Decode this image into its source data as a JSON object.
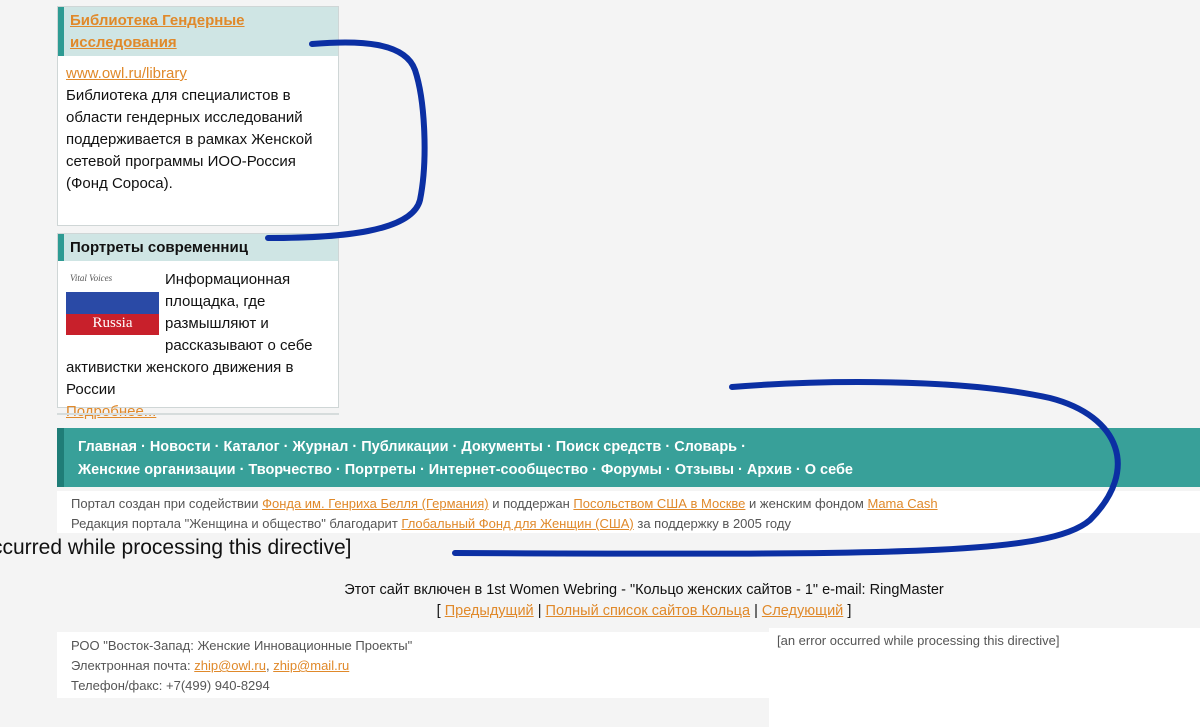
{
  "library_box": {
    "title": "Библиотека Гендерные исследования",
    "url": "www.owl.ru/library",
    "description": "Библиотека для специалистов в области гендерных исследований поддерживается в рамках Женской сетевой программы ИОО-Россия (Фонд Сороса)."
  },
  "portraits_box": {
    "title": "Портреты современниц",
    "logo_top_text": "Vital Voices",
    "logo_bottom_text": "Russia",
    "description": "Информационная площадка, где размышляют и рассказывают о себе активистки женского движения в России",
    "more_link": "Подробнее..."
  },
  "nav": {
    "row1": [
      "Главная",
      "Новости",
      "Каталог",
      "Журнал",
      "Публикации",
      "Документы",
      "Поиск средств",
      "Словарь"
    ],
    "row2": [
      "Женские организации",
      "Творчество",
      "Портреты",
      "Интернет-сообщество",
      "Форумы",
      "Отзывы",
      "Архив",
      "О себе"
    ],
    "separator": "·"
  },
  "credits": {
    "line1_prefix": "Портал создан при содействии ",
    "line1_link1": "Фонда им. Генриха Белля (Германия)",
    "line1_mid": " и поддержан ",
    "line1_link2": "Посольством США в Москве",
    "line1_mid2": " и женским фондом ",
    "line1_link3": "Mama Cash",
    "line2_prefix": "Редакция портала \"Женщина и общество\" благодарит ",
    "line2_link": "Глобальный Фонд для Женщин (США)",
    "line2_suffix": " за поддержку в 2005 году"
  },
  "error_large": "ccurred while processing this directive]",
  "webring": {
    "text": "Этот сайт включен в 1st Women Webring - \"Кольцо женских сайтов - 1\" e-mail: RingMaster",
    "bracket_open": "[",
    "prev": "Предыдущий",
    "sep": "|",
    "list": "Полный список сайтов Кольца",
    "next": "Следующий",
    "bracket_close": "]"
  },
  "contacts": {
    "org": "РОО \"Восток-Запад: Женские Инновационные Проекты\"",
    "email_label": "Электронная почта: ",
    "email1": "zhip@owl.ru",
    "email_sep": ", ",
    "email2": "zhip@mail.ru",
    "phone": "Телефон/факс: +7(499) 940-8294"
  },
  "error_small": "[an error occurred while processing this directive]",
  "colors": {
    "accent_teal": "#38a099",
    "link_orange": "#e0892a",
    "marker_blue": "#0b2fa3"
  }
}
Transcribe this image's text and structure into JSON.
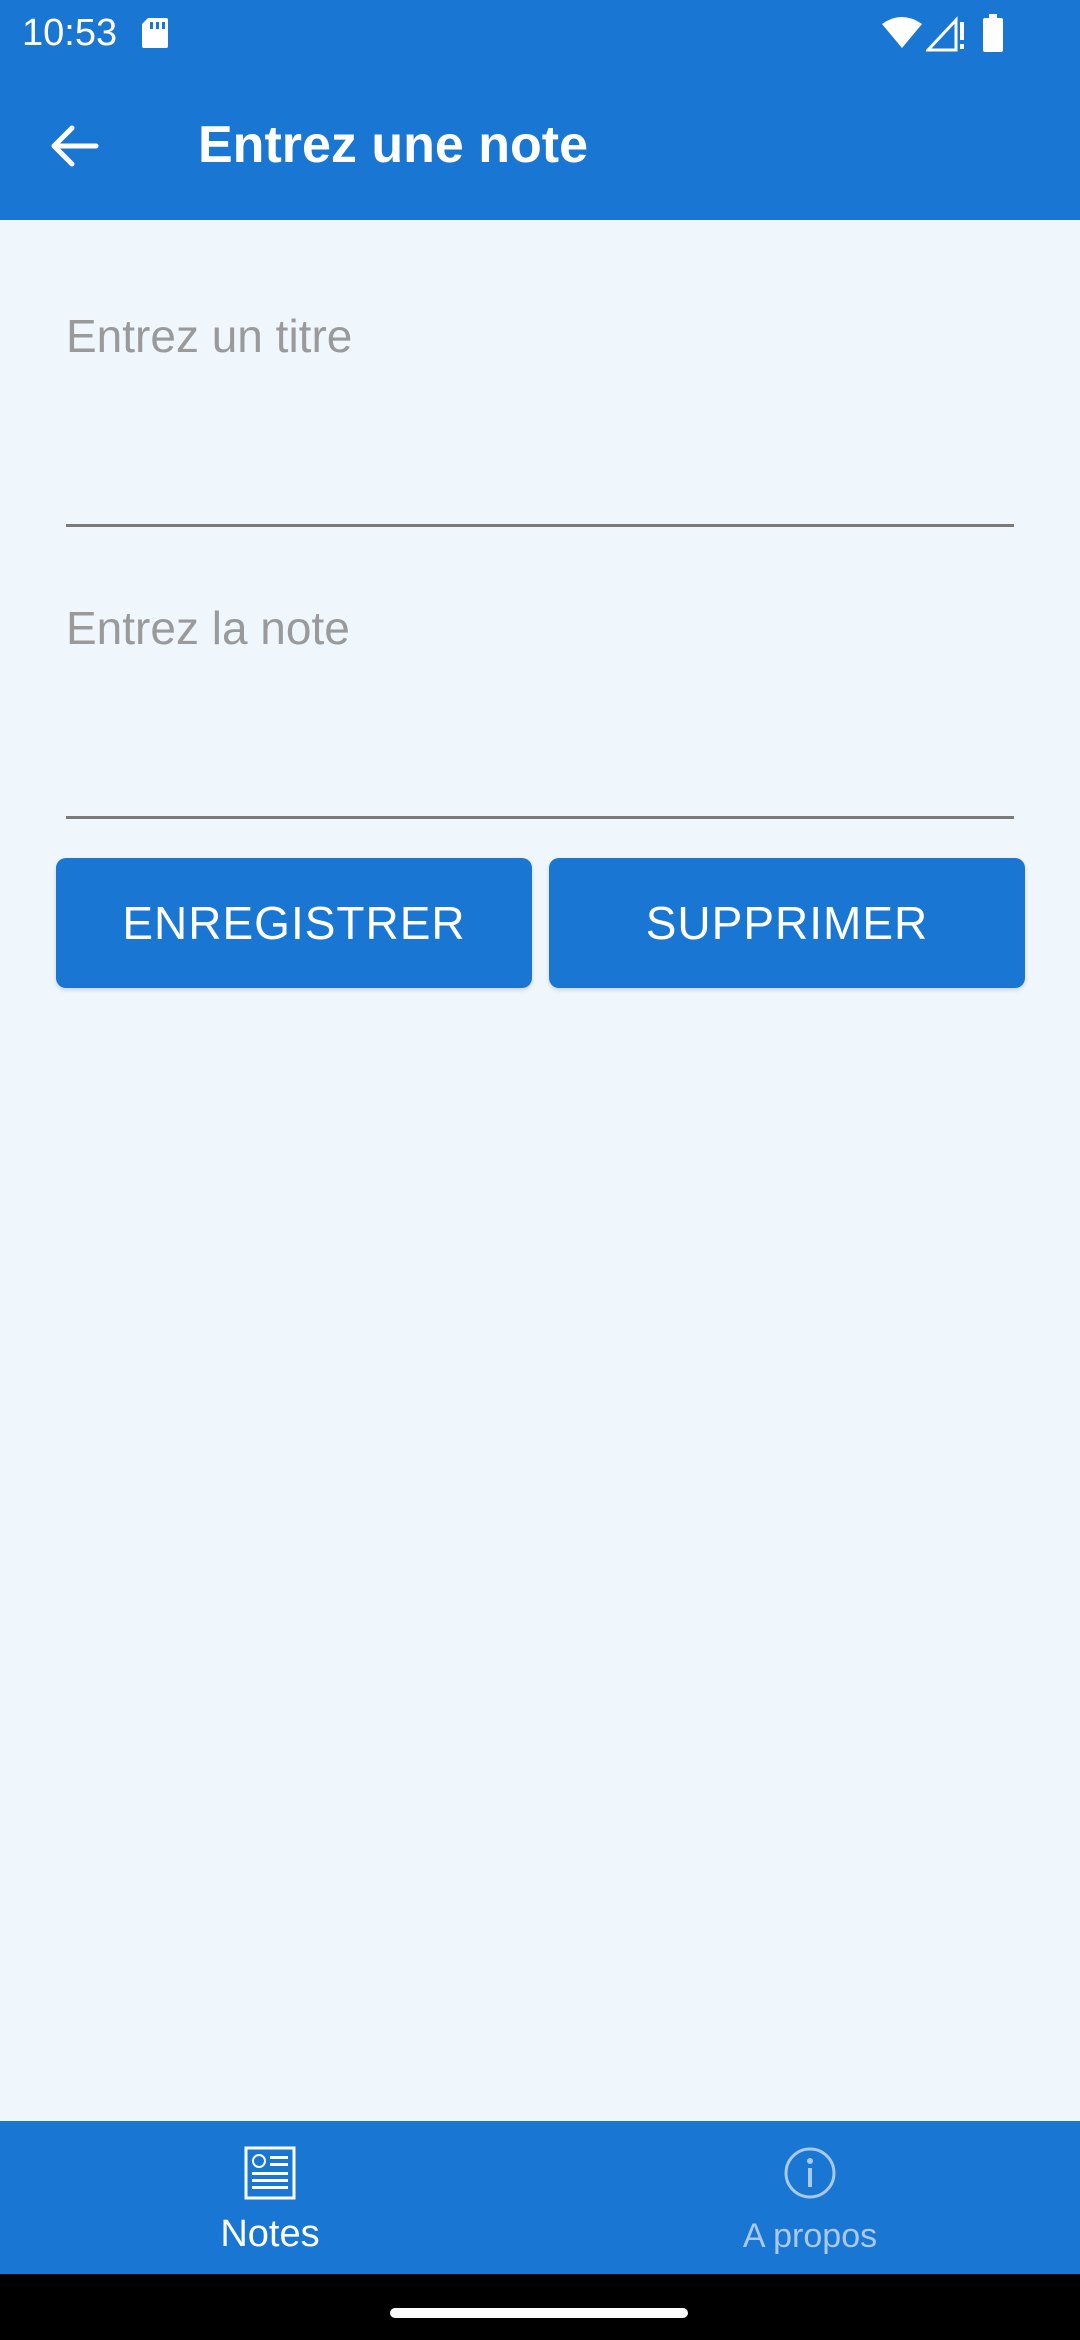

# Short task
Transcribe each entry precisely as given, leaving the pictures out.

# Response
Decode this image into its source data as a JSON object.
{
  "library_box": {
    "title": "Библиотека Гендерные исследования",
    "url": "www.owl.ru/library",
    "description": "Библиотека для специалистов в области гендерных исследований поддерживается в рамках Женской сетевой программы ИОО-Россия (Фонд Сороса)."
  },
  "portraits_box": {
    "title": "Портреты современниц",
    "logo_top_text": "Vital Voices",
    "logo_bottom_text": "Russia",
    "description": "Информационная площадка, где размышляют и рассказывают о себе активистки женского движения в России",
    "more_link": "Подробнее..."
  },
  "nav": {
    "row1": [
      "Главная",
      "Новости",
      "Каталог",
      "Журнал",
      "Публикации",
      "Документы",
      "Поиск средств",
      "Словарь"
    ],
    "row2": [
      "Женские организации",
      "Творчество",
      "Портреты",
      "Интернет-сообщество",
      "Форумы",
      "Отзывы",
      "Архив",
      "О себе"
    ],
    "separator": "·"
  },
  "credits": {
    "line1_prefix": "Портал создан при содействии ",
    "line1_link1": "Фонда им. Генриха Белля (Германия)",
    "line1_mid": " и поддержан ",
    "line1_link2": "Посольством США в Москве",
    "line1_mid2": " и женским фондом ",
    "line1_link3": "Mama Cash",
    "line2_prefix": "Редакция портала \"Женщина и общество\" благодарит ",
    "line2_link": "Глобальный Фонд для Женщин (США)",
    "line2_suffix": " за поддержку в 2005 году"
  },
  "error_large": "ccurred while processing this directive]",
  "webring": {
    "text": "Этот сайт включен в 1st Women Webring - \"Кольцо женских сайтов - 1\" e-mail: RingMaster",
    "bracket_open": "[",
    "prev": "Предыдущий",
    "sep": "|",
    "list": "Полный список сайтов Кольца",
    "next": "Следующий",
    "bracket_close": "]"
  },
  "contacts": {
    "org": "РОО \"Восток-Запад: Женские Инновационные Проекты\"",
    "email_label": "Электронная почта: ",
    "email1": "zhip@owl.ru",
    "email_sep": ", ",
    "email2": "zhip@mail.ru",
    "phone": "Телефон/факс: +7(499) 940-8294"
  },
  "error_small": "[an error occurred while processing this directive]",
  "colors": {
    "accent_teal": "#38a099",
    "link_orange": "#e0892a",
    "marker_blue": "#0b2fa3"
  }
}
Transcribe this image's text and structure into JSON.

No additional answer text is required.